== RECORDS SUPPLIED ==
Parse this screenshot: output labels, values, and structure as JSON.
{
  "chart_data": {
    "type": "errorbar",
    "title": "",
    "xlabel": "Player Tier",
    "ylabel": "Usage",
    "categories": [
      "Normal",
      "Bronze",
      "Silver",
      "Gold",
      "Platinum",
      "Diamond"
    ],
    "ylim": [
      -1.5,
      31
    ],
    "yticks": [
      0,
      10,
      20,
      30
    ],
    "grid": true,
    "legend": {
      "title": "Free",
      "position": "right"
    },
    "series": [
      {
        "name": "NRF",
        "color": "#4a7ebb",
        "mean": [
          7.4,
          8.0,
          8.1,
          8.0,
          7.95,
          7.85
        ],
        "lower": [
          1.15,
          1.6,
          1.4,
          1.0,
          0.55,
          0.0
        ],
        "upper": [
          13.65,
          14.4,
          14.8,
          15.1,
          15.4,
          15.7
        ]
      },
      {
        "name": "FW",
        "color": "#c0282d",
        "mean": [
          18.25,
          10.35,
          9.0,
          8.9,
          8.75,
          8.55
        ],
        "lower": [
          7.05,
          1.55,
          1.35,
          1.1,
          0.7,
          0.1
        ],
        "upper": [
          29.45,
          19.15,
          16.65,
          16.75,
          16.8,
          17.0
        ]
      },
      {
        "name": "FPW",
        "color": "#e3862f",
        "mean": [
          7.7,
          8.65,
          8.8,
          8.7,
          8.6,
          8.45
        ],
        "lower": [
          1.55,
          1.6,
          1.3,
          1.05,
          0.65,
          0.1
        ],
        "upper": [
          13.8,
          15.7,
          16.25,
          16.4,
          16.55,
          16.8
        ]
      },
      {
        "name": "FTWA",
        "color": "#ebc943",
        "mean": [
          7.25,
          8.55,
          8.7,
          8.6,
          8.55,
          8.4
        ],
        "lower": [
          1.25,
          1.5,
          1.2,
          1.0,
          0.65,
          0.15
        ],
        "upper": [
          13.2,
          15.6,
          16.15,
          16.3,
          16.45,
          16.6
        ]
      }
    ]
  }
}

== AIM ==
Transcribe all of the material exactly. Omit nothing.

== SOLUTION TO THE EXERCISE ==
Parse this screenshot: output labels, values, and structure as JSON.
{
  "chart_data": {
    "type": "errorbar",
    "title": "",
    "xlabel": "Player Tier",
    "ylabel": "Usage",
    "categories": [
      "Normal",
      "Bronze",
      "Silver",
      "Gold",
      "Platinum",
      "Diamond"
    ],
    "ylim": [
      -1.5,
      31
    ],
    "yticks": [
      0,
      10,
      20,
      30
    ],
    "grid": true,
    "legend": {
      "title": "Free",
      "position": "right"
    },
    "series": [
      {
        "name": "NRF",
        "color": "#4a7ebb",
        "mean": [
          7.4,
          8.0,
          8.1,
          8.0,
          7.95,
          7.85
        ],
        "lower": [
          1.15,
          1.6,
          1.4,
          1.0,
          0.55,
          0.0
        ],
        "upper": [
          13.65,
          14.4,
          14.8,
          15.1,
          15.4,
          15.7
        ]
      },
      {
        "name": "FW",
        "color": "#c0282d",
        "mean": [
          18.25,
          10.35,
          9.0,
          8.9,
          8.75,
          8.55
        ],
        "lower": [
          7.05,
          1.55,
          1.35,
          1.1,
          0.7,
          0.1
        ],
        "upper": [
          29.45,
          19.15,
          16.65,
          16.75,
          16.8,
          17.0
        ]
      },
      {
        "name": "FPW",
        "color": "#e3862f",
        "mean": [
          7.7,
          8.65,
          8.8,
          8.7,
          8.6,
          8.45
        ],
        "lower": [
          1.55,
          1.6,
          1.3,
          1.05,
          0.65,
          0.1
        ],
        "upper": [
          13.8,
          15.7,
          16.25,
          16.4,
          16.55,
          16.8
        ]
      },
      {
        "name": "FTWA",
        "color": "#ebc943",
        "mean": [
          7.25,
          8.55,
          8.7,
          8.6,
          8.55,
          8.4
        ],
        "lower": [
          1.25,
          1.5,
          1.2,
          1.0,
          0.65,
          0.15
        ],
        "upper": [
          13.2,
          15.6,
          16.15,
          16.3,
          16.45,
          16.6
        ]
      }
    ]
  }
}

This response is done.